* _YOUR GOAL_
Gather up all lines that carry the word "icon".

+ + + + + + +

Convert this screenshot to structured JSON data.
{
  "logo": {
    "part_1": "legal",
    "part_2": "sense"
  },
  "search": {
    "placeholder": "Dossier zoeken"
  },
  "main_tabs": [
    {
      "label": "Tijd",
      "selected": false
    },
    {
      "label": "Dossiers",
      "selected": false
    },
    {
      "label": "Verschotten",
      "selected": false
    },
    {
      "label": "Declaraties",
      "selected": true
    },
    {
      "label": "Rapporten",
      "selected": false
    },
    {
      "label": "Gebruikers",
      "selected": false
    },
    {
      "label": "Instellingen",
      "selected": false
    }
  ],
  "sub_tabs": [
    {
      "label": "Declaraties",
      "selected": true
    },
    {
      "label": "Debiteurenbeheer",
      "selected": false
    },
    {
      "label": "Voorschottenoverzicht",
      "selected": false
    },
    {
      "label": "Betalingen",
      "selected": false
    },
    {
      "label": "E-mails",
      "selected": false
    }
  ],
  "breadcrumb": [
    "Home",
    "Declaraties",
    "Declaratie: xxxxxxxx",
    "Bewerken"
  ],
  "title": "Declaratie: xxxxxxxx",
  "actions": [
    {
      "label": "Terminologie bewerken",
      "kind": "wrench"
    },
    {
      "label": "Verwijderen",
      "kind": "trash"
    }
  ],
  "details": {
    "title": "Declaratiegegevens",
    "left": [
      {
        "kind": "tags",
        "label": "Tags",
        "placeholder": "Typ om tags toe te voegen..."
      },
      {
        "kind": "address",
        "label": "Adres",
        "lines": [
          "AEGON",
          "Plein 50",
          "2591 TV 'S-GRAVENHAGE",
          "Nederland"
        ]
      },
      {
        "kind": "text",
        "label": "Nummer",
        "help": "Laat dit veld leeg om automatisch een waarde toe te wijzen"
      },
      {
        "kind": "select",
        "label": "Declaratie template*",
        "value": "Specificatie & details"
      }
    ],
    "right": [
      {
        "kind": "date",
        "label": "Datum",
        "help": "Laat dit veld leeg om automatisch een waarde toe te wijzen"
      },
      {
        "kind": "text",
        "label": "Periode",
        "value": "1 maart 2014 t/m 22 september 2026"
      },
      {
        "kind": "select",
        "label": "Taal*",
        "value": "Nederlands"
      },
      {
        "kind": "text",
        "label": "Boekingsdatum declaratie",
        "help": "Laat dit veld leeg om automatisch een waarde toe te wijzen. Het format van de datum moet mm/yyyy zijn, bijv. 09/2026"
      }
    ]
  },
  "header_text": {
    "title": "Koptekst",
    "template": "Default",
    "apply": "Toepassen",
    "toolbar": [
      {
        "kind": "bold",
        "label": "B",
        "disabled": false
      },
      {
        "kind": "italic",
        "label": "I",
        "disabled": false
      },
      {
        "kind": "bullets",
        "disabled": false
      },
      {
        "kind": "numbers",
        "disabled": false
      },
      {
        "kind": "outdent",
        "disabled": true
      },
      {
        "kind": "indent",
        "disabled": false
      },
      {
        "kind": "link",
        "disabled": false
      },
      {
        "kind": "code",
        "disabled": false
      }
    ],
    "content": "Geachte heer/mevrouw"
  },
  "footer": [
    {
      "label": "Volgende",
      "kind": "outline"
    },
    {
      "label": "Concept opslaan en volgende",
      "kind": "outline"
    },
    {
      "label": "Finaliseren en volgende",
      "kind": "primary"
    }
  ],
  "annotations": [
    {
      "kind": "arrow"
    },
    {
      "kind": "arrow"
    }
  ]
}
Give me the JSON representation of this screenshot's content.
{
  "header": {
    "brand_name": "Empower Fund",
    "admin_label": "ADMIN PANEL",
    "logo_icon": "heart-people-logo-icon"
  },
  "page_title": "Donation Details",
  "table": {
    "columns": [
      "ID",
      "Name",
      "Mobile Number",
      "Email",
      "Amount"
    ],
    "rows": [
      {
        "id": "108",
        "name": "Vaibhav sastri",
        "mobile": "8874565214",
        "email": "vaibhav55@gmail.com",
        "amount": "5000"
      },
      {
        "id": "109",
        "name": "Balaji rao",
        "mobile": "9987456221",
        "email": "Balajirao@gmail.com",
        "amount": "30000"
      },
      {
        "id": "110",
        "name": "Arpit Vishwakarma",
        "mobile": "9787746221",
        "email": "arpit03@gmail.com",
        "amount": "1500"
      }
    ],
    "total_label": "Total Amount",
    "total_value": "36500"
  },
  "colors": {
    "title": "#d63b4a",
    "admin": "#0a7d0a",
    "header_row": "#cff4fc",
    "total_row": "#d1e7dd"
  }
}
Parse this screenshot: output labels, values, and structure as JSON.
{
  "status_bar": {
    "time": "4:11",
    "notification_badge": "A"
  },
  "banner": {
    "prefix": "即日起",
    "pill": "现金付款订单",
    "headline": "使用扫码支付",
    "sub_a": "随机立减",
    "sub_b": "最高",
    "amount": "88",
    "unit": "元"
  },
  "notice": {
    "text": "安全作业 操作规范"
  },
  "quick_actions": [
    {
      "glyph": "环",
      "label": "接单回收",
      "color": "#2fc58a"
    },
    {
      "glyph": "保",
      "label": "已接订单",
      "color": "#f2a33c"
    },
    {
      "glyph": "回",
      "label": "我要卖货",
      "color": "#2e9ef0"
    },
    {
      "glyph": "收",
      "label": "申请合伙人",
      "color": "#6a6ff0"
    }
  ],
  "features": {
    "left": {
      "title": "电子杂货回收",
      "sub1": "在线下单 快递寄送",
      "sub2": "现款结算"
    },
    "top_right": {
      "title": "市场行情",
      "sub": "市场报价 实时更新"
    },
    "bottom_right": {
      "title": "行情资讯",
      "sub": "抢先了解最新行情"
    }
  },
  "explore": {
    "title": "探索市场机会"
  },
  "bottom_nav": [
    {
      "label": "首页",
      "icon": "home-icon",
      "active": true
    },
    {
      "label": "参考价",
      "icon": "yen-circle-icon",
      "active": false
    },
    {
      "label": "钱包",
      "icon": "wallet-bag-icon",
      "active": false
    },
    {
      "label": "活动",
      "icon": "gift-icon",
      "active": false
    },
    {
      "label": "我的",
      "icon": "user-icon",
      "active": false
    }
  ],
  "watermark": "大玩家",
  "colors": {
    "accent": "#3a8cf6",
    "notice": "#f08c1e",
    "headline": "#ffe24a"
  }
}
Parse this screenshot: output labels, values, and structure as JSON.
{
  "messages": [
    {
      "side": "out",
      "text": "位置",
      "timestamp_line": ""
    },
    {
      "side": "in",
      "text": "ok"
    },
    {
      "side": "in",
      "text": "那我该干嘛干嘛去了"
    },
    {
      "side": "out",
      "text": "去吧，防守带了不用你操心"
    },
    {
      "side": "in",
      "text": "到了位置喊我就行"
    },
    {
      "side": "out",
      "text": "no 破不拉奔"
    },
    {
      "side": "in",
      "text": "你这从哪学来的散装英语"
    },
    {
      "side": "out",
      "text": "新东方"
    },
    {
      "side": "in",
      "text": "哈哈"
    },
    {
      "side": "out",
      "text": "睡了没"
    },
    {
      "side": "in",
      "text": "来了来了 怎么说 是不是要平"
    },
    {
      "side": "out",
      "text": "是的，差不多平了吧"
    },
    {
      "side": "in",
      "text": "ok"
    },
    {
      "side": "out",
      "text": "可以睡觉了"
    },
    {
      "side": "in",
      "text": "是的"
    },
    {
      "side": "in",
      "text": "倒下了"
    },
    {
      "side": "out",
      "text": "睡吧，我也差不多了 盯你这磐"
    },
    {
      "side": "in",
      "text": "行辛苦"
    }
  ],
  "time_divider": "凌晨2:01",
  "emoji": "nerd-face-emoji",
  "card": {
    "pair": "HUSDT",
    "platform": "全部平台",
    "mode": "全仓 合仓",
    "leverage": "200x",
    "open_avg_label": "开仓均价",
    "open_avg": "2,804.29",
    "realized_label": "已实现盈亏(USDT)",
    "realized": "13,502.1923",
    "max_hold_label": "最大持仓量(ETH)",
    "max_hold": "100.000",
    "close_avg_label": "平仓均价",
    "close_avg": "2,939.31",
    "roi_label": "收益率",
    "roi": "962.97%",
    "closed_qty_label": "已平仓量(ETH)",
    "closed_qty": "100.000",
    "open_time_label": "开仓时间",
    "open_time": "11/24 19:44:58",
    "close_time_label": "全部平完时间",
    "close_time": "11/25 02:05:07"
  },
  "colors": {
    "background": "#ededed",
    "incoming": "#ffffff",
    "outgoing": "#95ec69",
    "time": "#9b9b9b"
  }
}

+ + + + + + +

* _SOLUTION TO THIS EXERCISE_
    "logo_icon": "heart-people-logo-icon"
      "icon": "home-icon",
      "icon": "yen-circle-icon",
      "icon": "wallet-bag-icon",
      "icon": "gift-icon",
      "icon": "user-icon",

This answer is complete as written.